### Set problem
The listing below should be copied in full, word for word.

### Available data
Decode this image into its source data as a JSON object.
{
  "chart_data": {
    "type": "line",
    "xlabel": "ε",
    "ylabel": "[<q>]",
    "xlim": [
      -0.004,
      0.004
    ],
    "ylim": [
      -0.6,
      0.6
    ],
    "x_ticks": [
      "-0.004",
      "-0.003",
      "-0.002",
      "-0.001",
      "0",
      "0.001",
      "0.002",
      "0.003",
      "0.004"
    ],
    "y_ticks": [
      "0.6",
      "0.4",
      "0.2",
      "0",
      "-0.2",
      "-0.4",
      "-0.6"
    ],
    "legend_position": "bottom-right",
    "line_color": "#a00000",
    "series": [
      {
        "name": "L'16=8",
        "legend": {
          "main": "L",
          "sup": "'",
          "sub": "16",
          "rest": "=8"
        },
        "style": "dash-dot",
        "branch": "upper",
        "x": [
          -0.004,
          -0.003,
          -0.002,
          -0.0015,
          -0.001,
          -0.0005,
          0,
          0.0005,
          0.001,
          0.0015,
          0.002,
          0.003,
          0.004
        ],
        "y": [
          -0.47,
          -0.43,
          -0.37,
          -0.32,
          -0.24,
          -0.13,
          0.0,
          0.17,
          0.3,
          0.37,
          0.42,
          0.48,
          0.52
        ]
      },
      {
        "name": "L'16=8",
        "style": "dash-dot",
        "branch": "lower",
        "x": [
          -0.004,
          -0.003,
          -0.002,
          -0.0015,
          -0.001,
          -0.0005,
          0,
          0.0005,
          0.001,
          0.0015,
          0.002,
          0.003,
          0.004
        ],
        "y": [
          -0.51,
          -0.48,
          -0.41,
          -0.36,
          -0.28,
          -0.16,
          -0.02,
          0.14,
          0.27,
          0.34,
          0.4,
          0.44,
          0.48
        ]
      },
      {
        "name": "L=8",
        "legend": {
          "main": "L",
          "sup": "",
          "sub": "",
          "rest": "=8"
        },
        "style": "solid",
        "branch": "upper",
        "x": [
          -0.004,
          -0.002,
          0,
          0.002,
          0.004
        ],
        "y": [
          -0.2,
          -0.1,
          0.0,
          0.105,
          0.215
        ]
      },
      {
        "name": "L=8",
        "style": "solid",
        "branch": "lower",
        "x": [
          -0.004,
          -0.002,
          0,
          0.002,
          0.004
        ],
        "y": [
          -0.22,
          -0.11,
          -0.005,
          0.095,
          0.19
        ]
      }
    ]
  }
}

### Solution to this problem
Decode this image into its source data as a JSON object.
{
  "chart_data": {
    "type": "line",
    "xlabel": "ε",
    "ylabel": "[<q>]",
    "xlim": [
      -0.004,
      0.004
    ],
    "ylim": [
      -0.6,
      0.6
    ],
    "x_ticks": [
      "-0.004",
      "-0.003",
      "-0.002",
      "-0.001",
      "0",
      "0.001",
      "0.002",
      "0.003",
      "0.004"
    ],
    "y_ticks": [
      "0.6",
      "0.4",
      "0.2",
      "0",
      "-0.2",
      "-0.4",
      "-0.6"
    ],
    "legend_position": "bottom-right",
    "line_color": "#a00000",
    "series": [
      {
        "name": "L'16=8",
        "legend": {
          "main": "L",
          "sup": "'",
          "sub": "16",
          "rest": "=8"
        },
        "style": "dash-dot",
        "branch": "upper",
        "x": [
          -0.004,
          -0.003,
          -0.002,
          -0.0015,
          -0.001,
          -0.0005,
          0,
          0.0005,
          0.001,
          0.0015,
          0.002,
          0.003,
          0.004
        ],
        "y": [
          -0.47,
          -0.43,
          -0.37,
          -0.32,
          -0.24,
          -0.13,
          0.0,
          0.17,
          0.3,
          0.37,
          0.42,
          0.48,
          0.52
        ]
      },
      {
        "name": "L'16=8",
        "style": "dash-dot",
        "branch": "lower",
        "x": [
          -0.004,
          -0.003,
          -0.002,
          -0.0015,
          -0.001,
          -0.0005,
          0,
          0.0005,
          0.001,
          0.0015,
          0.002,
          0.003,
          0.004
        ],
        "y": [
          -0.51,
          -0.48,
          -0.41,
          -0.36,
          -0.28,
          -0.16,
          -0.02,
          0.14,
          0.27,
          0.34,
          0.4,
          0.44,
          0.48
        ]
      },
      {
        "name": "L=8",
        "legend": {
          "main": "L",
          "sup": "",
          "sub": "",
          "rest": "=8"
        },
        "style": "solid",
        "branch": "upper",
        "x": [
          -0.004,
          -0.002,
          0,
          0.002,
          0.004
        ],
        "y": [
          -0.2,
          -0.1,
          0.0,
          0.105,
          0.215
        ]
      },
      {
        "name": "L=8",
        "style": "solid",
        "branch": "lower",
        "x": [
          -0.004,
          -0.002,
          0,
          0.002,
          0.004
        ],
        "y": [
          -0.22,
          -0.11,
          -0.005,
          0.095,
          0.19
        ]
      }
    ]
  }
}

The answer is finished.